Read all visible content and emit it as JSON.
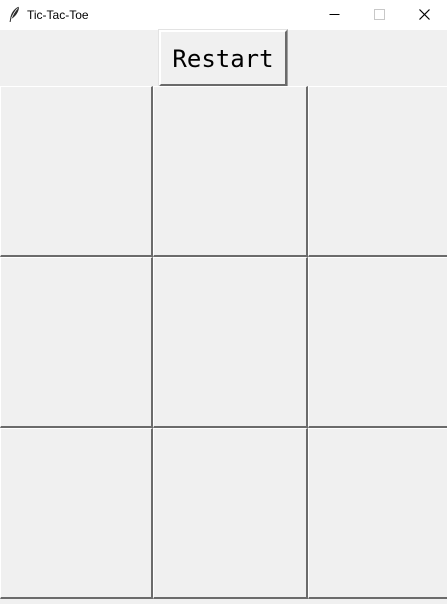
{
  "window": {
    "title": "Tic-Tac-Toe",
    "icon": "feather-icon",
    "controls": {
      "minimize_icon": "minimize-icon",
      "maximize_icon": "maximize-icon",
      "close_icon": "close-icon"
    }
  },
  "toolbar": {
    "restart_label": "Restart"
  },
  "board": {
    "cells": [
      [
        "",
        "",
        ""
      ],
      [
        "",
        "",
        ""
      ],
      [
        "",
        "",
        ""
      ]
    ]
  },
  "colors": {
    "background": "#f0f0f0",
    "titlebar": "#ffffff",
    "cell_shadow": "#6b6b6b"
  }
}
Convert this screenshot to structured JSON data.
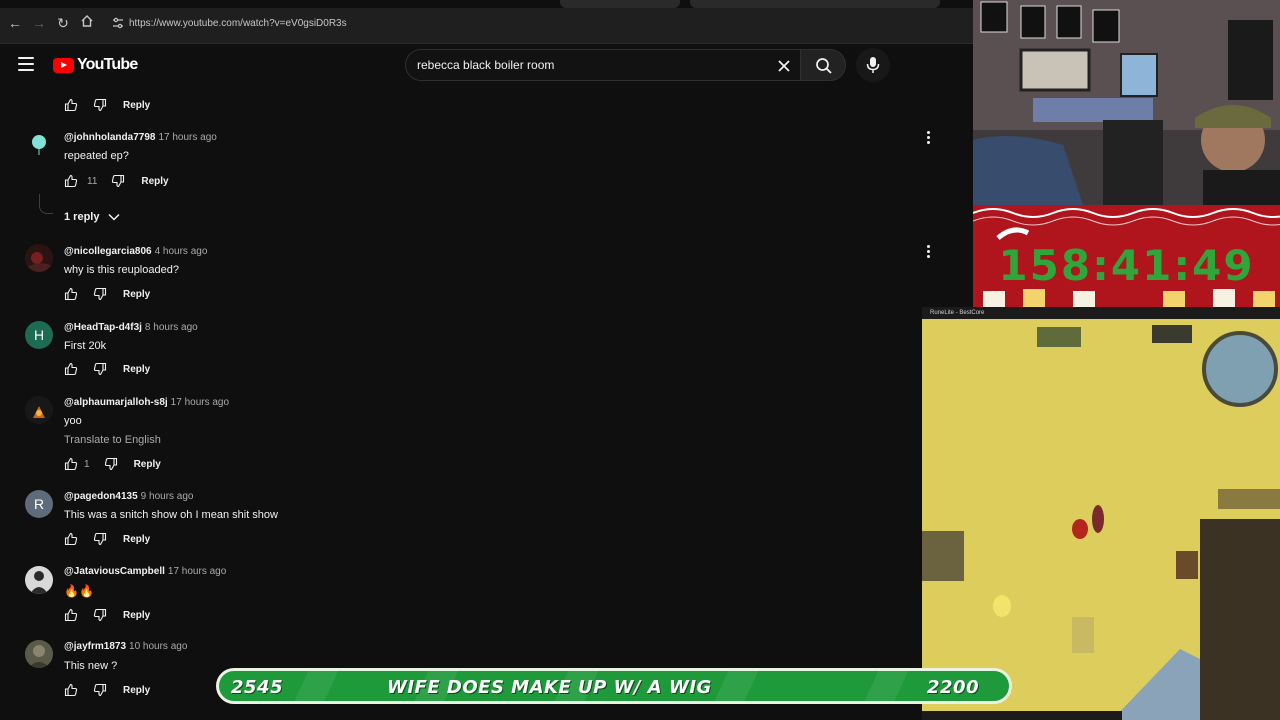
{
  "browser": {
    "url": "https://www.youtube.com/watch?v=eV0gsiD0R3s"
  },
  "youtube": {
    "logo_text": "YouTube",
    "search_query": "rebecca black boiler room"
  },
  "comments": {
    "reply_label": "Reply",
    "translate_label": "Translate to English",
    "items": [
      {
        "user": "@johnholanda7798",
        "time": "17 hours ago",
        "text": "repeated ep?",
        "likes": "11",
        "replies": "1 reply"
      },
      {
        "user": "@nicollegarcia806",
        "time": "4 hours ago",
        "text": "why is this reuploaded?",
        "likes": ""
      },
      {
        "user": "@HeadTap-d4f3j",
        "time": "8 hours ago",
        "text": "First 20k",
        "likes": "",
        "avatar_letter": "H",
        "avatar_color": "#1e6b53"
      },
      {
        "user": "@alphaumarjalloh-s8j",
        "time": "17 hours ago",
        "text": "yoo",
        "likes": "1"
      },
      {
        "user": "@pagedon4135",
        "time": "9 hours ago",
        "text": "This was a snitch show oh I mean shit show",
        "likes": "",
        "avatar_letter": "R",
        "avatar_color": "#5e6b7a"
      },
      {
        "user": "@JataviousCampbell",
        "time": "17 hours ago",
        "text": "🔥🔥",
        "likes": ""
      },
      {
        "user": "@jayfrm1873",
        "time": "10 hours ago",
        "text": "This new ?",
        "likes": ""
      }
    ]
  },
  "overlay": {
    "timer": "158:41:49",
    "banner_left": "2545",
    "banner_center": "WIFE DOES MAKE UP W/ A WIG",
    "banner_right": "2200",
    "game_title": "RuneLite - BestCore"
  },
  "colors": {
    "yt_red": "#ff0000",
    "banner_green": "#1e9a3a",
    "timer_red": "#b0141c",
    "timer_digits": "#2fa53a"
  }
}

· · ·

WHAT YOU HAVE TO DO -
Reproduce every line precisely as given, omitting all pictures.

THE RESPONSE -
Read all visible content and emit it as JSON.
{
  "window": {
    "title": "Tic-Tac-Toe",
    "icon": "feather-icon",
    "controls": {
      "minimize_icon": "minimize-icon",
      "maximize_icon": "maximize-icon",
      "close_icon": "close-icon"
    }
  },
  "toolbar": {
    "restart_label": "Restart"
  },
  "board": {
    "cells": [
      [
        "",
        "",
        ""
      ],
      [
        "",
        "",
        ""
      ],
      [
        "",
        "",
        ""
      ]
    ]
  },
  "colors": {
    "background": "#f0f0f0",
    "titlebar": "#ffffff",
    "cell_shadow": "#6b6b6b"
  }
}
Convert this screenshot to structured JSON data.
{
  "browser": {
    "url": "https://www.youtube.com/watch?v=eV0gsiD0R3s"
  },
  "youtube": {
    "logo_text": "YouTube",
    "search_query": "rebecca black boiler room"
  },
  "comments": {
    "reply_label": "Reply",
    "translate_label": "Translate to English",
    "items": [
      {
        "user": "@johnholanda7798",
        "time": "17 hours ago",
        "text": "repeated ep?",
        "likes": "11",
        "replies": "1 reply"
      },
      {
        "user": "@nicollegarcia806",
        "time": "4 hours ago",
        "text": "why is this reuploaded?",
        "likes": ""
      },
      {
        "user": "@HeadTap-d4f3j",
        "time": "8 hours ago",
        "text": "First 20k",
        "likes": "",
        "avatar_letter": "H",
        "avatar_color": "#1e6b53"
      },
      {
        "user": "@alphaumarjalloh-s8j",
        "time": "17 hours ago",
        "text": "yoo",
        "likes": "1"
      },
      {
        "user": "@pagedon4135",
        "time": "9 hours ago",
        "text": "This was a snitch show oh I mean shit show",
        "likes": "",
        "avatar_letter": "R",
        "avatar_color": "#5e6b7a"
      },
      {
        "user": "@JataviousCampbell",
        "time": "17 hours ago",
        "text": "🔥🔥",
        "likes": ""
      },
      {
        "user": "@jayfrm1873",
        "time": "10 hours ago",
        "text": "This new ?",
        "likes": ""
      }
    ]
  },
  "overlay": {
    "timer": "158:41:49",
    "banner_left": "2545",
    "banner_center": "WIFE DOES MAKE UP W/ A WIG",
    "banner_right": "2200",
    "game_title": "RuneLite - BestCore"
  },
  "colors": {
    "yt_red": "#ff0000",
    "banner_green": "#1e9a3a",
    "timer_red": "#b0141c",
    "timer_digits": "#2fa53a"
  }
}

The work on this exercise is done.